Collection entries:
● ● ●

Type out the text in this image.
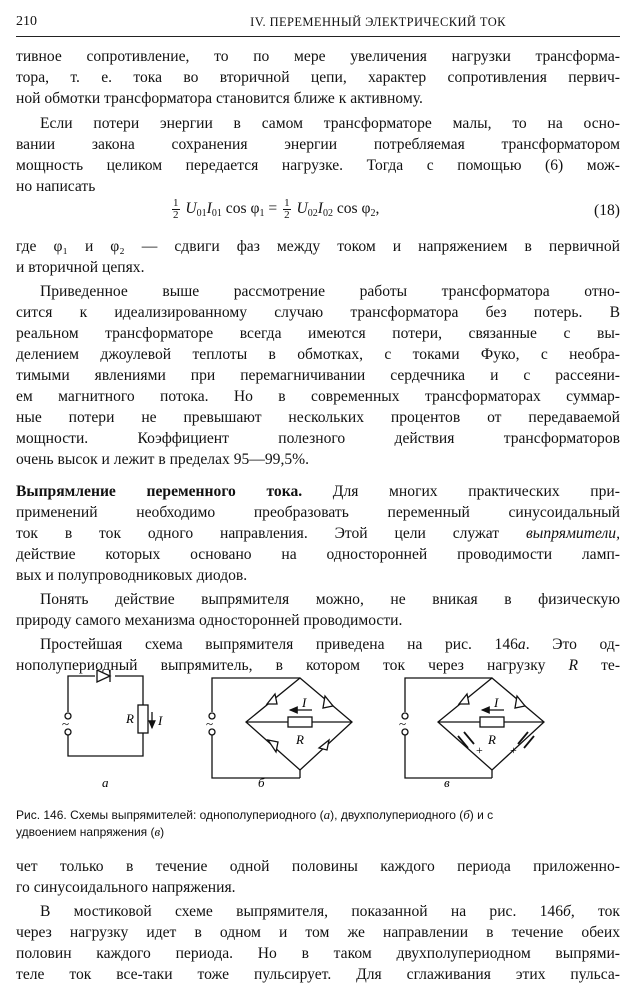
210	IV. ПЕРЕМЕННЫЙ ЭЛЕКТРИЧЕСКИЙ ТОК
тивное сопротивление, то по мере увеличения нагрузки трансформа-
тора, т. е. тока во вторичной цепи, характер сопротивления первич-
ной обмотки трансформатора становится ближе к активному.
Если потери энергии в самом трансформаторе малы, то на осно-
вании закона сохранения энергии потребляемая трансформатором
мощность целиком передается нагрузке. Тогда с помощью (6) мож-
но написать
$\frac{1}{2} U_{01}I_{01}$ $\cos \varphi_1 = \frac{1}{2} U_{02}I_{02}$ $\cos \varphi_2$,	(18)
где φ₁ и φ₂ — сдвиги фаз между током и напряжением в первичной
и вторичной цепях.
Приведенное выше рассмотрение работы трансформатора отно-
сится к идеализированному случаю трансформатора без потерь. В
реальном трансформаторе всегда имеются потери, связанные с вы-
делением джоулевой теплоты в обмотках, с токами Фуко, с необра-
тимыми явлениями при перемагничивании сердечника и с рассеяни-
ем магнитного потока. Но в современных трансформаторах суммар-
ные потери не превышают нескольких процентов от передаваемой
мощности. Коэффициент полезного действия трансформаторов
очень высок и лежит в пределах 95—99,5%.
Выпрямление переменного тока. Для многих практических при-
применений необходимо преобразовать переменный синусоидальный
ток в ток одного направления. Этой цели служат выпрямители,
действие которых основано на односторонней проводимости ламп-
вых и полупроводниковых диодов.
Понять действие выпрямителя можно, не вникая в физическую
природу самого механизма односторонней проводимости.
Простейшая схема выпрямителя приведена на рис. 146а. Это од-
нополупериодный выпрямитель, в котором ток через нагрузку R те-
~	R I
а
~
I
R
б
~
I
R
+ +
в
Рис. 146. Схемы выпрямителей: однополупериодного (а), двухполупериодного (б) и с
удвоением напряжения (в)
чет только в течение одной половины каждого периода приложенно-
го синусоидального напряжения.
В мостиковой схеме выпрямителя, показанной на рис. 146б, ток
через нагрузку идет в одном и том же направлении в течение обеих
половин каждого периода. Но в таком двухполупериодном выпрями-
теле ток все-таки тоже пульсирует. Для сглаживания этих пульса-
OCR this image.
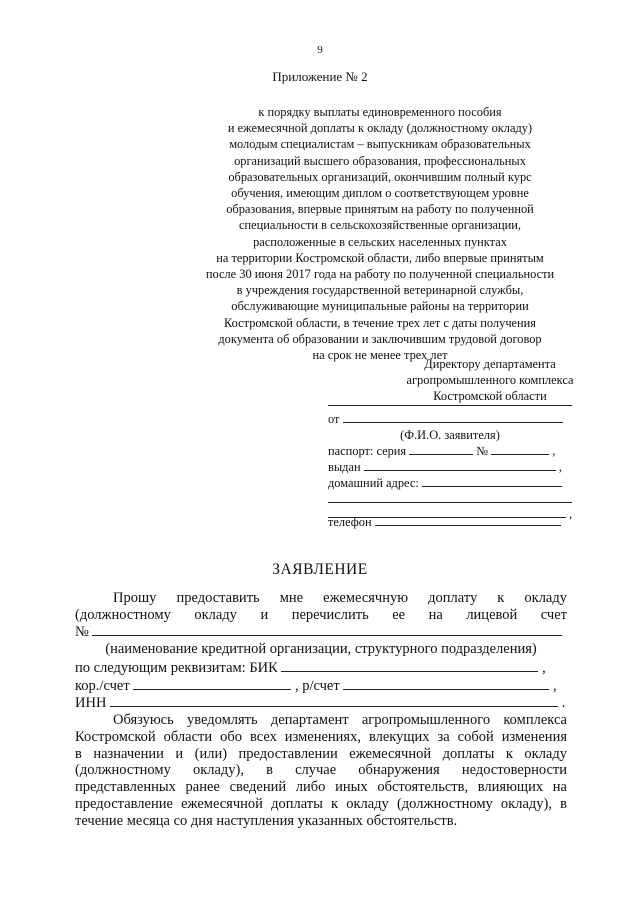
9
Приложение № 2
к порядку выплаты единовременного пособия
и ежемесячной доплаты к окладу (должностному окладу)
молодым специалистам – выпускникам образовательных
организаций высшего образования, профессиональных
образовательных организаций, окончившим полный курс
обучения, имеющим диплом о соответствующем уровне
образования, впервые принятым на работу по полученной
специальности в сельскохозяйственные организации,
расположенные в сельских населенных пунктах
на территории Костромской области, либо впервые принятым
после 30 июня 2017 года на работу по полученной специальности
в учреждения государственной ветеринарной службы,
обслуживающие муниципальные районы на территории
Костромской области, в течение трех лет с даты получения
документа об образовании и заключившим трудовой договор
на срок не менее трех лет
Директору департамента
агропромышленного комплекса
Костромской области
от
(Ф.И.О. заявителя)
паспорт: серия	№	,
выдан	,
домашний адрес:
,
телефон
ЗАЯВЛЕНИЕ
Прошу предоставить мне ежемесячную доплату к окладу
(должностному окладу и перечислить ее на лицевой счет
№
(наименование кредитной организации, структурного подразделения)
по следующим реквизитам: БИК	,
кор./счет	, р/счет	,
ИНН	.
Обязуюсь уведомлять департамент агропромышленного комплекса
Костромской области обо всех изменениях, влекущих за собой изменения
в назначении и (или) предоставлении ежемесячной доплаты к окладу
(должностному окладу), в случае обнаружения недостоверности
представленных ранее сведений либо иных обстоятельств, влияющих на
предоставление ежемесячной доплаты к окладу (должностному окладу), в
течение месяца со дня наступления указанных обстоятельств.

● ● ●

What is expected:
Set out every line from the material that contains the string "энергии".

Response for this exercise:
Если потери энергии в самом трансформаторе малы, то на осно-
вании закона сохранения энергии потребляемая трансформатором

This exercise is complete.